LO QUE SE PIDE
Reproduce sin cambios las líneas que empiezan en la primera y terminan en la que contiene "paragraph: The Disciplinary", incluidas las dos.

Listado de datos:

******

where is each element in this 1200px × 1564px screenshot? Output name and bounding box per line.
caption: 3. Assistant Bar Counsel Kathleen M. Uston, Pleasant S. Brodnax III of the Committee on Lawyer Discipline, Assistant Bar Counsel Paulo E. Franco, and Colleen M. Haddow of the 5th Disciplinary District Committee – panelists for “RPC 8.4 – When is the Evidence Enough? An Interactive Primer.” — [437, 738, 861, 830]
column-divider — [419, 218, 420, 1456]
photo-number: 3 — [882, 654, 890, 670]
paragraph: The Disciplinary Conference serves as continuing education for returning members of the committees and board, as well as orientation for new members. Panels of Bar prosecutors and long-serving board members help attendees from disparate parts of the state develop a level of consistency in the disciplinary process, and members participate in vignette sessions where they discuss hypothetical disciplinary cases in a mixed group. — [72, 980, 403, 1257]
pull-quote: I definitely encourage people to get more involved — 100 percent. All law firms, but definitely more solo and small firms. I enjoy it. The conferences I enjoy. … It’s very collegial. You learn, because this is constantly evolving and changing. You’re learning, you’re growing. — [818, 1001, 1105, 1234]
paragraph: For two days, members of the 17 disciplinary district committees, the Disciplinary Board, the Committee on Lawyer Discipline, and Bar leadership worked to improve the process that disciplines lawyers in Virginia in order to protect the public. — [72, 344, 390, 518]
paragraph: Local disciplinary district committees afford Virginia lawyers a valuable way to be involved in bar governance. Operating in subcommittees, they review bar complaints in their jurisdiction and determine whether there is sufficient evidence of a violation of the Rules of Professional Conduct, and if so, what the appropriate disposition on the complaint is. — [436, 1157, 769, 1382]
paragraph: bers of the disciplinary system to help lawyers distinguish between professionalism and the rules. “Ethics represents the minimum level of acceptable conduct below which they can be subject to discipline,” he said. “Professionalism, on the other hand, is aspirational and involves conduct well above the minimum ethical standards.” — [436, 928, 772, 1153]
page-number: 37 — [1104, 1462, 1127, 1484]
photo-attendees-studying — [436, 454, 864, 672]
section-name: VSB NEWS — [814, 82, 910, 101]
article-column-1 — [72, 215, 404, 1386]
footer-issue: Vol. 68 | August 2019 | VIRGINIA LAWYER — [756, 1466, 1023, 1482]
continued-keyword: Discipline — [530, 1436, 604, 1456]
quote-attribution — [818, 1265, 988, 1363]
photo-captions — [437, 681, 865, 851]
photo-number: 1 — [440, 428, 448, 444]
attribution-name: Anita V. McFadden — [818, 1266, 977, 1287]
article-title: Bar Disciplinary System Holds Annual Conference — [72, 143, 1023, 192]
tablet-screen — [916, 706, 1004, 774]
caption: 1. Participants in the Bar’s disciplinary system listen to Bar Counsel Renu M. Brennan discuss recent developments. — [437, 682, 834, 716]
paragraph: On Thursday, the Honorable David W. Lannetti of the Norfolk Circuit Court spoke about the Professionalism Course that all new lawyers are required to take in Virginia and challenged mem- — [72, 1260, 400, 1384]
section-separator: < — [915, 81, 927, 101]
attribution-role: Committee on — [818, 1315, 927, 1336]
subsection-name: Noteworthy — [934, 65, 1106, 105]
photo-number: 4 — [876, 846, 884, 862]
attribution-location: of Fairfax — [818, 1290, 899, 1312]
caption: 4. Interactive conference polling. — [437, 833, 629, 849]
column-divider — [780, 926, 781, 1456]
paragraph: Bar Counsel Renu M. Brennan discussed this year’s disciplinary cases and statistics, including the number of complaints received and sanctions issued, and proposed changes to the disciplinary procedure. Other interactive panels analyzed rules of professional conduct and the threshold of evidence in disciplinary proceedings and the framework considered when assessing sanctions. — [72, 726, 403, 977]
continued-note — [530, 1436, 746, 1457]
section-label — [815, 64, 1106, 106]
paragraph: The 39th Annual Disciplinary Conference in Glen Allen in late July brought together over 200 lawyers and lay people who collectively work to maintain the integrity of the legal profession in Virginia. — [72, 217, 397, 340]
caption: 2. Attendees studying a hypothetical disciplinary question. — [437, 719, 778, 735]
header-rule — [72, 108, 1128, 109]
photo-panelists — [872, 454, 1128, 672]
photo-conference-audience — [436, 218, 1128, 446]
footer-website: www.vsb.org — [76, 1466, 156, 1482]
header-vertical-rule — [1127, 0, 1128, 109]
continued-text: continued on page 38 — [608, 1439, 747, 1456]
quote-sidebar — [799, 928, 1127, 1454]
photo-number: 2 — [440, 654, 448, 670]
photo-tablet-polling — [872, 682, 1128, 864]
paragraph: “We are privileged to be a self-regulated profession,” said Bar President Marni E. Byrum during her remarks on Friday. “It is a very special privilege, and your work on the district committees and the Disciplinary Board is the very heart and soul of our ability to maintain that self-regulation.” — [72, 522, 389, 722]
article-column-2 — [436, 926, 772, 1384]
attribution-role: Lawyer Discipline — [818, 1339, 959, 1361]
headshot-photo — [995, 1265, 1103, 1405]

******

RESULTADO
where is each element in this 1200px × 1564px screenshot? Output name and bounding box per line.
caption: 3. Assistant Bar Counsel Kathleen M. Uston, Pleasant S. Brodnax III of the Committee on Lawyer Discipline, Assistant Bar Counsel Paulo E. Franco, and Colleen M. Haddow of the 5th Disciplinary District Committee – panelists for “RPC 8.4 – When is the Evidence Enough? An Interactive Primer.” — [437, 738, 861, 830]
column-divider — [419, 218, 420, 1456]
photo-number: 3 — [882, 654, 890, 670]
paragraph: The Disciplinary Conference serves as continuing education for returning members of the committees and board, as well as orientation for new members. Panels of Bar prosecutors and long-serving board members help attendees from disparate parts of the state develop a level of consistency in the disciplinary process, and members participate in vignette sessions where they discuss hypothetical disciplinary cases in a mixed group. — [72, 980, 403, 1257]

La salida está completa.